GIVEN PROBLEM: Each line of the material below should be reproduced exactly.

——

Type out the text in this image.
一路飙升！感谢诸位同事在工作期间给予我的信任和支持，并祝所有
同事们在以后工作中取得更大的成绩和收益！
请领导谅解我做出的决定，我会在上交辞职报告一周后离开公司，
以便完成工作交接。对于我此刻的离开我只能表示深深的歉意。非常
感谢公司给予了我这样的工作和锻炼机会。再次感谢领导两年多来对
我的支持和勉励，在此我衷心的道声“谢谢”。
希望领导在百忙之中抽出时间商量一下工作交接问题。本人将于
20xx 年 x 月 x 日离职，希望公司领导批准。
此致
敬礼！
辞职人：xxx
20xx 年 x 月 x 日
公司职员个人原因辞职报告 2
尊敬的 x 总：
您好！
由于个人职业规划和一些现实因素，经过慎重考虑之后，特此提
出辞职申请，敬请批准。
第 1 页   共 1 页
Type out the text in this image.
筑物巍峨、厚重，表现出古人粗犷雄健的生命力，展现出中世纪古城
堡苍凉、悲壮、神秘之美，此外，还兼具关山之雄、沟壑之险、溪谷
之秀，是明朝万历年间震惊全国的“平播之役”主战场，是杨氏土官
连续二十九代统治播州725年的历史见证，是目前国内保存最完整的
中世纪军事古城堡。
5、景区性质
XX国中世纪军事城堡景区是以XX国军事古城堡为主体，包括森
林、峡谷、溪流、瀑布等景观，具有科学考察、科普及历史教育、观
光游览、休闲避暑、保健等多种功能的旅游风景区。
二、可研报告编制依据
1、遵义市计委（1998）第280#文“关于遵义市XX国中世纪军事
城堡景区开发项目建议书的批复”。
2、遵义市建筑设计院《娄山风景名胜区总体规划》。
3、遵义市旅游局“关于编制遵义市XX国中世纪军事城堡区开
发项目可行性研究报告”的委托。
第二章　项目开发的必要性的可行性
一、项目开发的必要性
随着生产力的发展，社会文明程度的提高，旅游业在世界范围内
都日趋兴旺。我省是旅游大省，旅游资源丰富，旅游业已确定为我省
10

——

RESULT BELOW:
Type out the text in this image.
一路飙升！感谢诸位同事在工作期间给予我的信任和支持，并祝所有
同事们在以后工作中取得更大的成绩和收益！
请领导谅解我做出的决定，我会在上交辞职报告一周后离开公司，
以便完成工作交接。对于我此刻的离开我只能表示深深的歉意。非常
感谢公司给予了我这样的工作和锻炼机会。再次感谢领导两年多来对
我的支持和勉励，在此我衷心的道声“谢谢”。
希望领导在百忙之中抽出时间商量一下工作交接问题。本人将于
20xx 年 x 月 x 日离职，希望公司领导批准。
此致
敬礼！
辞职人：xxx
20xx 年 x 月 x 日
公司职员个人原因辞职报告 2
尊敬的 x 总：
您好！
由于个人职业规划和一些现实因素，经过慎重考虑之后，特此提
出辞职申请，敬请批准。
第 1 页   共 1 页
Type out the text in this image.
筑物巍峨、厚重，表现出古人粗犷雄健的生命力，展现出中世纪古城
堡苍凉、悲壮、神秘之美，此外，还兼具关山之雄、沟壑之险、溪谷
之秀，是明朝万历年间震惊全国的“平播之役”主战场，是杨氏土官
连续二十九代统治播州725年的历史见证，是目前国内保存最完整的
中世纪军事古城堡。
5、景区性质
XX国中世纪军事城堡景区是以XX国军事古城堡为主体，包括森
林、峡谷、溪流、瀑布等景观，具有科学考察、科普及历史教育、观
光游览、休闲避暑、保健等多种功能的旅游风景区。
二、可研报告编制依据
1、遵义市计委（1998）第280#文“关于遵义市XX国中世纪军事
城堡景区开发项目建议书的批复”。
2、遵义市建筑设计院《娄山风景名胜区总体规划》。
3、遵义市旅游局“关于编制遵义市XX国中世纪军事城堡区开
发项目可行性研究报告”的委托。
第二章　项目开发的必要性的可行性
一、项目开发的必要性
随着生产力的发展，社会文明程度的提高，旅游业在世界范围内
都日趋兴旺。我省是旅游大省，旅游资源丰富，旅游业已确定为我省
10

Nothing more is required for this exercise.